# Given exercise
Please write out the material below exactly as given.

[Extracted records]

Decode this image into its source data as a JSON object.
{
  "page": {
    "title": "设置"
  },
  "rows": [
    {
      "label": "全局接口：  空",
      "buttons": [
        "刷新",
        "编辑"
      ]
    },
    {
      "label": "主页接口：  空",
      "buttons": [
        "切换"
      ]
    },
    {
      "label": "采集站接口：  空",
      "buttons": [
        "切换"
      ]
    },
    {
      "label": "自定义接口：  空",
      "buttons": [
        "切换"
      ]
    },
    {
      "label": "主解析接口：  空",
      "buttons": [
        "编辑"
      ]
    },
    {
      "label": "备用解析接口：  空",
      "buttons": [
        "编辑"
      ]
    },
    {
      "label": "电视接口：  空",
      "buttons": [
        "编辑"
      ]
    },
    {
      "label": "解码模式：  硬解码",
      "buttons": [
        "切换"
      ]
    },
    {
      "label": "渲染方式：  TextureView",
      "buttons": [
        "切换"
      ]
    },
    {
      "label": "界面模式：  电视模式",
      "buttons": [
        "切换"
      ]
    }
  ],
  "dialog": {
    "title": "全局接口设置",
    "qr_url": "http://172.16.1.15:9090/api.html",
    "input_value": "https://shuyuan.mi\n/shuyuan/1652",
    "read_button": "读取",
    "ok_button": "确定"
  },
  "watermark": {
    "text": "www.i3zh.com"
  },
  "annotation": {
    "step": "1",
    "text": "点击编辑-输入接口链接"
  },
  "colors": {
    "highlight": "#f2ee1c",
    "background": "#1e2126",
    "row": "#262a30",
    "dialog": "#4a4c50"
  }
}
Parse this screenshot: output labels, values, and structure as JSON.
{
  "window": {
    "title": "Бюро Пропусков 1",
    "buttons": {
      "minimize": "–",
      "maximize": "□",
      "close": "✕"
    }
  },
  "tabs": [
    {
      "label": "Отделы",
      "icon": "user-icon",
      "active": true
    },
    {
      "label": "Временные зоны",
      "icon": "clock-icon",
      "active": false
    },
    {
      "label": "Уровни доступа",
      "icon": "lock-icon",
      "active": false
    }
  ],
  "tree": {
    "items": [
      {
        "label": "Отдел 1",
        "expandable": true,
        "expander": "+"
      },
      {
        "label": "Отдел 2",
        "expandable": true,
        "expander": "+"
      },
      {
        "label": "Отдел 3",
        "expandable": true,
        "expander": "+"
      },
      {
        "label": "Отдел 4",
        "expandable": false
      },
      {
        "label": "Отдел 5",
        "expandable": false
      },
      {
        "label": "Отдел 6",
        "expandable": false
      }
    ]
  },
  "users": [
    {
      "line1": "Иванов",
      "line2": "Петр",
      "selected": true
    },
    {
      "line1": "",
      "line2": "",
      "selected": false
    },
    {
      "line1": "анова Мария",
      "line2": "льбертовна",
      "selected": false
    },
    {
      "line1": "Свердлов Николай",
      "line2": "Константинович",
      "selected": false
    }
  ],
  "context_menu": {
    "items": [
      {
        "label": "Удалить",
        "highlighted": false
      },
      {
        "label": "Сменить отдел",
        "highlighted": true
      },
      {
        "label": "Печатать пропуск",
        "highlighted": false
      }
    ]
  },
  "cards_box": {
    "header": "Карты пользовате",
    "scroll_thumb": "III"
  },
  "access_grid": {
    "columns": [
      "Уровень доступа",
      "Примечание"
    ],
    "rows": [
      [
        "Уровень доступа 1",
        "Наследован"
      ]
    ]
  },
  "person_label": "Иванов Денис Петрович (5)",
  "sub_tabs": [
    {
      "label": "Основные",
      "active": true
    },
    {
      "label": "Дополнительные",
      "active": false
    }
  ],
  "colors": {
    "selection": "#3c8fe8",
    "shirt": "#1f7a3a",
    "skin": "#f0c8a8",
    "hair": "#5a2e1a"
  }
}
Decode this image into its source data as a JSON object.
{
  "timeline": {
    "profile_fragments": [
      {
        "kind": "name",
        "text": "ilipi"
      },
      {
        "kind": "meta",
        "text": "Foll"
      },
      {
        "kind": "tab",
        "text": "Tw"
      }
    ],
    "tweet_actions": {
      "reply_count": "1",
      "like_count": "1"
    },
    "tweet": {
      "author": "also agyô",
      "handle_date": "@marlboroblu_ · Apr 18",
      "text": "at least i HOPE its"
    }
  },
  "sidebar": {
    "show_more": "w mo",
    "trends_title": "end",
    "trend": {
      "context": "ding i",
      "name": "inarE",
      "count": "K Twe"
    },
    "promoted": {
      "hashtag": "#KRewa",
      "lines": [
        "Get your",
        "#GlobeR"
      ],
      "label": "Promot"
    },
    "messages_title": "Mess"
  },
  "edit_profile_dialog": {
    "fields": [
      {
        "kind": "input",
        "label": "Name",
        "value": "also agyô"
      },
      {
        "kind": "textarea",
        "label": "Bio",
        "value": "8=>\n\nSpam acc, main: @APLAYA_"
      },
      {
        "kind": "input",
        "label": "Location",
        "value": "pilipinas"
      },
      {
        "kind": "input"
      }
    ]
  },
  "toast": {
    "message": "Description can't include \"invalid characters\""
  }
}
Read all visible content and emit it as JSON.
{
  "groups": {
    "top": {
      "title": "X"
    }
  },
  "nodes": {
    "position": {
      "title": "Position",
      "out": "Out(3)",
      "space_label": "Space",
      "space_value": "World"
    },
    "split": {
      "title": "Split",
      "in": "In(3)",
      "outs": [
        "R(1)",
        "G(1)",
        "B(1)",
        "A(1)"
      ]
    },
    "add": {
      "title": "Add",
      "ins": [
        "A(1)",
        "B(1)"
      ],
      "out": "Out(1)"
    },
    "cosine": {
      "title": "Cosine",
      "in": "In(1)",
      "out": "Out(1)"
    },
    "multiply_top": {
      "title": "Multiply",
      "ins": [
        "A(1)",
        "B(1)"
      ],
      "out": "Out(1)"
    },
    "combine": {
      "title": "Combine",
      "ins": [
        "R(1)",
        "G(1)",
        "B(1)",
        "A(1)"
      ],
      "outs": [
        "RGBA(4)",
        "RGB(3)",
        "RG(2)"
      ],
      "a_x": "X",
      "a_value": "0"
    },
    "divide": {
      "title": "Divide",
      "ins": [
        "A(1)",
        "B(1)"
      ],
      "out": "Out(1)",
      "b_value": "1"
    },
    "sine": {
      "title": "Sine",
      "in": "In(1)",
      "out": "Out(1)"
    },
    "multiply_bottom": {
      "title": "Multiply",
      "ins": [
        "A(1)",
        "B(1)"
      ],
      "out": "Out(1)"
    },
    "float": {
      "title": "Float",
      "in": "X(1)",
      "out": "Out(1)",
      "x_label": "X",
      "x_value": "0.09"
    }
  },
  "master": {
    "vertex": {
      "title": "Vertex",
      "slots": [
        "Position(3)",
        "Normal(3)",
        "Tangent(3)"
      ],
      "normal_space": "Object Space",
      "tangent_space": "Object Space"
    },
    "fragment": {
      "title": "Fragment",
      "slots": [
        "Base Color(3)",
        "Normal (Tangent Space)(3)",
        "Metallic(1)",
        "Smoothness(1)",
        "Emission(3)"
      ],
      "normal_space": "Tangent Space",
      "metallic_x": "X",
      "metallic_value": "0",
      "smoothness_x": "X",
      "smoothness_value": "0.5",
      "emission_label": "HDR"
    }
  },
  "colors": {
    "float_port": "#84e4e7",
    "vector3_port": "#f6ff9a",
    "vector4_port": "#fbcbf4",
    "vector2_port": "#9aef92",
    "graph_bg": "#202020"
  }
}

# Solution
Decode this image into its source data as a JSON object.
{
  "page": {
    "title": "设置"
  },
  "rows": [
    {
      "label": "全局接口：  空",
      "buttons": [
        "刷新",
        "编辑"
      ]
    },
    {
      "label": "主页接口：  空",
      "buttons": [
        "切换"
      ]
    },
    {
      "label": "采集站接口：  空",
      "buttons": [
        "切换"
      ]
    },
    {
      "label": "自定义接口：  空",
      "buttons": [
        "切换"
      ]
    },
    {
      "label": "主解析接口：  空",
      "buttons": [
        "编辑"
      ]
    },
    {
      "label": "备用解析接口：  空",
      "buttons": [
        "编辑"
      ]
    },
    {
      "label": "电视接口：  空",
      "buttons": [
        "编辑"
      ]
    },
    {
      "label": "解码模式：  硬解码",
      "buttons": [
        "切换"
      ]
    },
    {
      "label": "渲染方式：  TextureView",
      "buttons": [
        "切换"
      ]
    },
    {
      "label": "界面模式：  电视模式",
      "buttons": [
        "切换"
      ]
    }
  ],
  "dialog": {
    "title": "全局接口设置",
    "qr_url": "http://172.16.1.15:9090/api.html",
    "input_value": "https://shuyuan.mi\n/shuyuan/1652",
    "read_button": "读取",
    "ok_button": "确定"
  },
  "watermark": {
    "text": "www.i3zh.com"
  },
  "annotation": {
    "step": "1",
    "text": "点击编辑-输入接口链接"
  },
  "colors": {
    "highlight": "#f2ee1c",
    "background": "#1e2126",
    "row": "#262a30",
    "dialog": "#4a4c50"
  }
}
Parse this screenshot: output labels, values, and structure as JSON.
{
  "window": {
    "title": "Бюро Пропусков 1",
    "buttons": {
      "minimize": "–",
      "maximize": "□",
      "close": "✕"
    }
  },
  "tabs": [
    {
      "label": "Отделы",
      "icon": "user-icon",
      "active": true
    },
    {
      "label": "Временные зоны",
      "icon": "clock-icon",
      "active": false
    },
    {
      "label": "Уровни доступа",
      "icon": "lock-icon",
      "active": false
    }
  ],
  "tree": {
    "items": [
      {
        "label": "Отдел 1",
        "expandable": true,
        "expander": "+"
      },
      {
        "label": "Отдел 2",
        "expandable": true,
        "expander": "+"
      },
      {
        "label": "Отдел 3",
        "expandable": true,
        "expander": "+"
      },
      {
        "label": "Отдел 4",
        "expandable": false
      },
      {
        "label": "Отдел 5",
        "expandable": false
      },
      {
        "label": "Отдел 6",
        "expandable": false
      }
    ]
  },
  "users": [
    {
      "line1": "Иванов",
      "line2": "Петр",
      "selected": true
    },
    {
      "line1": "",
      "line2": "",
      "selected": false
    },
    {
      "line1": "анова Мария",
      "line2": "льбертовна",
      "selected": false
    },
    {
      "line1": "Свердлов Николай",
      "line2": "Константинович",
      "selected": false
    }
  ],
  "context_menu": {
    "items": [
      {
        "label": "Удалить",
        "highlighted": false
      },
      {
        "label": "Сменить отдел",
        "highlighted": true
      },
      {
        "label": "Печатать пропуск",
        "highlighted": false
      }
    ]
  },
  "cards_box": {
    "header": "Карты пользовате",
    "scroll_thumb": "III"
  },
  "access_grid": {
    "columns": [
      "Уровень доступа",
      "Примечание"
    ],
    "rows": [
      [
        "Уровень доступа 1",
        "Наследован"
      ]
    ]
  },
  "person_label": "Иванов Денис Петрович (5)",
  "sub_tabs": [
    {
      "label": "Основные",
      "active": true
    },
    {
      "label": "Дополнительные",
      "active": false
    }
  ],
  "colors": {
    "selection": "#3c8fe8",
    "shirt": "#1f7a3a",
    "skin": "#f0c8a8",
    "hair": "#5a2e1a"
  }
}
Decode this image into its source data as a JSON object.
{
  "timeline": {
    "profile_fragments": [
      {
        "kind": "name",
        "text": "ilipi"
      },
      {
        "kind": "meta",
        "text": "Foll"
      },
      {
        "kind": "tab",
        "text": "Tw"
      }
    ],
    "tweet_actions": {
      "reply_count": "1",
      "like_count": "1"
    },
    "tweet": {
      "author": "also agyô",
      "handle_date": "@marlboroblu_ · Apr 18",
      "text": "at least i HOPE its"
    }
  },
  "sidebar": {
    "show_more": "w mo",
    "trends_title": "end",
    "trend": {
      "context": "ding i",
      "name": "inarE",
      "count": "K Twe"
    },
    "promoted": {
      "hashtag": "#KRewa",
      "lines": [
        "Get your",
        "#GlobeR"
      ],
      "label": "Promot"
    },
    "messages_title": "Mess"
  },
  "edit_profile_dialog": {
    "fields": [
      {
        "kind": "input",
        "label": "Name",
        "value": "also agyô"
      },
      {
        "kind": "textarea",
        "label": "Bio",
        "value": "8=>\n\nSpam acc, main: @APLAYA_"
      },
      {
        "kind": "input",
        "label": "Location",
        "value": "pilipinas"
      },
      {
        "kind": "input"
      }
    ]
  },
  "toast": {
    "message": "Description can't include \"invalid characters\""
  }
}
Read all visible content and emit it as JSON.
{
  "groups": {
    "top": {
      "title": "X"
    }
  },
  "nodes": {
    "position": {
      "title": "Position",
      "out": "Out(3)",
      "space_label": "Space",
      "space_value": "World"
    },
    "split": {
      "title": "Split",
      "in": "In(3)",
      "outs": [
        "R(1)",
        "G(1)",
        "B(1)",
        "A(1)"
      ]
    },
    "add": {
      "title": "Add",
      "ins": [
        "A(1)",
        "B(1)"
      ],
      "out": "Out(1)"
    },
    "cosine": {
      "title": "Cosine",
      "in": "In(1)",
      "out": "Out(1)"
    },
    "multiply_top": {
      "title": "Multiply",
      "ins": [
        "A(1)",
        "B(1)"
      ],
      "out": "Out(1)"
    },
    "combine": {
      "title": "Combine",
      "ins": [
        "R(1)",
        "G(1)",
        "B(1)",
        "A(1)"
      ],
      "outs": [
        "RGBA(4)",
        "RGB(3)",
        "RG(2)"
      ],
      "a_x": "X",
      "a_value": "0"
    },
    "divide": {
      "title": "Divide",
      "ins": [
        "A(1)",
        "B(1)"
      ],
      "out": "Out(1)",
      "b_value": "1"
    },
    "sine": {
      "title": "Sine",
      "in": "In(1)",
      "out": "Out(1)"
    },
    "multiply_bottom": {
      "title": "Multiply",
      "ins": [
        "A(1)",
        "B(1)"
      ],
      "out": "Out(1)"
    },
    "float": {
      "title": "Float",
      "in": "X(1)",
      "out": "Out(1)",
      "x_label": "X",
      "x_value": "0.09"
    }
  },
  "master": {
    "vertex": {
      "title": "Vertex",
      "slots": [
        "Position(3)",
        "Normal(3)",
        "Tangent(3)"
      ],
      "normal_space": "Object Space",
      "tangent_space": "Object Space"
    },
    "fragment": {
      "title": "Fragment",
      "slots": [
        "Base Color(3)",
        "Normal (Tangent Space)(3)",
        "Metallic(1)",
        "Smoothness(1)",
        "Emission(3)"
      ],
      "normal_space": "Tangent Space",
      "metallic_x": "X",
      "metallic_value": "0",
      "smoothness_x": "X",
      "smoothness_value": "0.5",
      "emission_label": "HDR"
    }
  },
  "colors": {
    "float_port": "#84e4e7",
    "vector3_port": "#f6ff9a",
    "vector4_port": "#fbcbf4",
    "vector2_port": "#9aef92",
    "graph_bg": "#202020"
  }
}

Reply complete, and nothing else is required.